» **Tarea propuesta**:
Según el fragmento sobre la oración, ¿por qué le gusta al autor la "santa envidia" de los apóstoles? Responda en una a tres oraciones.

“Señor, enséñanos a orar“. Siempre me pareció que a los apóstoles les daba un poco de envidia buena ver rezar al Señor. Un sacerdote amigo me contaba que estando un día rezando en la iglesia frente al Santísimo, una mujer se le acercó y le dijo: “oiga, ver rezar a un cura debería ser un sacramental; le entran a uno ganas de imitarle”. Sí, ver rezar lleva a otros a la oración, lo mismo que el pecado mueve a otros a pecar. Por eso, me gusta esta santa envidia de los apóstoles y les pido que me enseñen a mirar al Señor en oración.

» **Datos del conjunto**:
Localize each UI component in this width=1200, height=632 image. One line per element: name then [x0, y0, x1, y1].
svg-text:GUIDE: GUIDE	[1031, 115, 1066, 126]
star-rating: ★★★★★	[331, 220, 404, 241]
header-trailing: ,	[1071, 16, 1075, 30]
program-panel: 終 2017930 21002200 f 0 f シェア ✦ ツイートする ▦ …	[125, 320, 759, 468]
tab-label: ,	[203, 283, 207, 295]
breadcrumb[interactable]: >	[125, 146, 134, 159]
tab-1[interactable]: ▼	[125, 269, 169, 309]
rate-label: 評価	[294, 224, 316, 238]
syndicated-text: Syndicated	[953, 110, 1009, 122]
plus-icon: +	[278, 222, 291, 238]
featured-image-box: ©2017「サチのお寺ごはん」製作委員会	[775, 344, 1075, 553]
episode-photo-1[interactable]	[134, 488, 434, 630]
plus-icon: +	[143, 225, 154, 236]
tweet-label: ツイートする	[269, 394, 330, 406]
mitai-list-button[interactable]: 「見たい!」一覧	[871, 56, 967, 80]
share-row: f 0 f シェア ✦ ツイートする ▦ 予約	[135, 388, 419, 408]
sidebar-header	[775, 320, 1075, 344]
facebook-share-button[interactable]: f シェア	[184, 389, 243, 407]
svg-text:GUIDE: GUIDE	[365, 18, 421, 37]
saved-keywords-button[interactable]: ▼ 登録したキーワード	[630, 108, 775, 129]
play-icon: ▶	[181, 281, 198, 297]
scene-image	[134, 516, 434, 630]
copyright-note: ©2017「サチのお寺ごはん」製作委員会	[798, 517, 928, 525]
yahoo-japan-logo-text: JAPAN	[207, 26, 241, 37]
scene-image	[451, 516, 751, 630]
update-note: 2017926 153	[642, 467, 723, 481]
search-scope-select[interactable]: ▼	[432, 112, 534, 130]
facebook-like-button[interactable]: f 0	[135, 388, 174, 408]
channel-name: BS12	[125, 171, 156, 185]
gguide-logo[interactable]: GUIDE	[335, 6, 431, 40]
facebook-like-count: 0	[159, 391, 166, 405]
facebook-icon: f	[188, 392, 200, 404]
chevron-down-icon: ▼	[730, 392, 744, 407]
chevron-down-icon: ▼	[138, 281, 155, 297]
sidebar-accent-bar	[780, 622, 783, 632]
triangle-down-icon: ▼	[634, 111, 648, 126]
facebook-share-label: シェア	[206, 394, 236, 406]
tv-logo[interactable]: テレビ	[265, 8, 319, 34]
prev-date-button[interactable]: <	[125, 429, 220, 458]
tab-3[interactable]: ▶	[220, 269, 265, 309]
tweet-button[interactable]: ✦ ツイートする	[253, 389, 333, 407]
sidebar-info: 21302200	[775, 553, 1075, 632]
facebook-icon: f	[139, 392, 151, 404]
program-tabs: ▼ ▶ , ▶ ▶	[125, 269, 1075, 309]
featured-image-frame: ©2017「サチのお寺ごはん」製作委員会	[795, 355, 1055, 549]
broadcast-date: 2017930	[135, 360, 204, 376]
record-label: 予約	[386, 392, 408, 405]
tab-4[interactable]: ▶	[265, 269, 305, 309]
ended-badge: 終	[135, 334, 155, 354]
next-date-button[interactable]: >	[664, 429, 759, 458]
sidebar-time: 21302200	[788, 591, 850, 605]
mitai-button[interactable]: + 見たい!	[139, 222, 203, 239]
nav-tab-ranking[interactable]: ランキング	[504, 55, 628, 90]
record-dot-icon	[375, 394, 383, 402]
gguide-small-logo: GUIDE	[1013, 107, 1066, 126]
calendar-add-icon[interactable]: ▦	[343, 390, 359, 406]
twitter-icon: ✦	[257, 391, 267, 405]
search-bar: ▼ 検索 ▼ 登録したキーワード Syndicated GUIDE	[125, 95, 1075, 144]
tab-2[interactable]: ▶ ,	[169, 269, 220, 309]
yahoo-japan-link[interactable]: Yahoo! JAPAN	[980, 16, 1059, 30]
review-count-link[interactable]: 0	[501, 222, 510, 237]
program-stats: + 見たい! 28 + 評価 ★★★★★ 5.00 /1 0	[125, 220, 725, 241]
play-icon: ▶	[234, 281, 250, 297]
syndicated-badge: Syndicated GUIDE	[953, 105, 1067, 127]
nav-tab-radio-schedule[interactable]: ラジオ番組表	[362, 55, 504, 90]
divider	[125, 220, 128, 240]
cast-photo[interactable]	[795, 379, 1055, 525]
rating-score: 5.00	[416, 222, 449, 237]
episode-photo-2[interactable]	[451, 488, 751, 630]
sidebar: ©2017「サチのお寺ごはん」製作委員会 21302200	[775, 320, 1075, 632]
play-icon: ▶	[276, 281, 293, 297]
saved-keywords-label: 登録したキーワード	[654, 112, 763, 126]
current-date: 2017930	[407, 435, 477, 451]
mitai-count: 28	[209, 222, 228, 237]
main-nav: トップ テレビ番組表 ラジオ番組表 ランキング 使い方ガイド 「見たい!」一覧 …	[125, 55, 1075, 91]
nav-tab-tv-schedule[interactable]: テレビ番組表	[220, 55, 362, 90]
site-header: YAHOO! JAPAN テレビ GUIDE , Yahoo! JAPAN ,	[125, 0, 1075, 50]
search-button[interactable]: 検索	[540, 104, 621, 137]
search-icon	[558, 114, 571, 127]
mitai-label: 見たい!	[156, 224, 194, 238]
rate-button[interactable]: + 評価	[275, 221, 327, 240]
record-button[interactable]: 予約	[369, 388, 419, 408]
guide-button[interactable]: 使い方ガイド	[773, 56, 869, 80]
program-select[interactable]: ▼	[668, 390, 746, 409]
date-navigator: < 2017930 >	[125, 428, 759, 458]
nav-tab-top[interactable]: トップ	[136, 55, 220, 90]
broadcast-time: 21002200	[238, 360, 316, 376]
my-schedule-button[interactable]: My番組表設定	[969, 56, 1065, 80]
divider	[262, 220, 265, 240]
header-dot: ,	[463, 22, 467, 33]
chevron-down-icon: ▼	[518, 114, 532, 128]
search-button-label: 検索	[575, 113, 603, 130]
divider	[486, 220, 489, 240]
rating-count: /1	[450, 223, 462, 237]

» **Respuesta**:
Le gusta porque ver rezar a alguien lleva a otros a la oración, del mismo modo que el pecado mueve a otros a pecar. Lo ilustra con la mujer que le dijo a un sacerdote que verlo rezar "debería ser un sacramental", porque a uno le entran ganas de imitarle.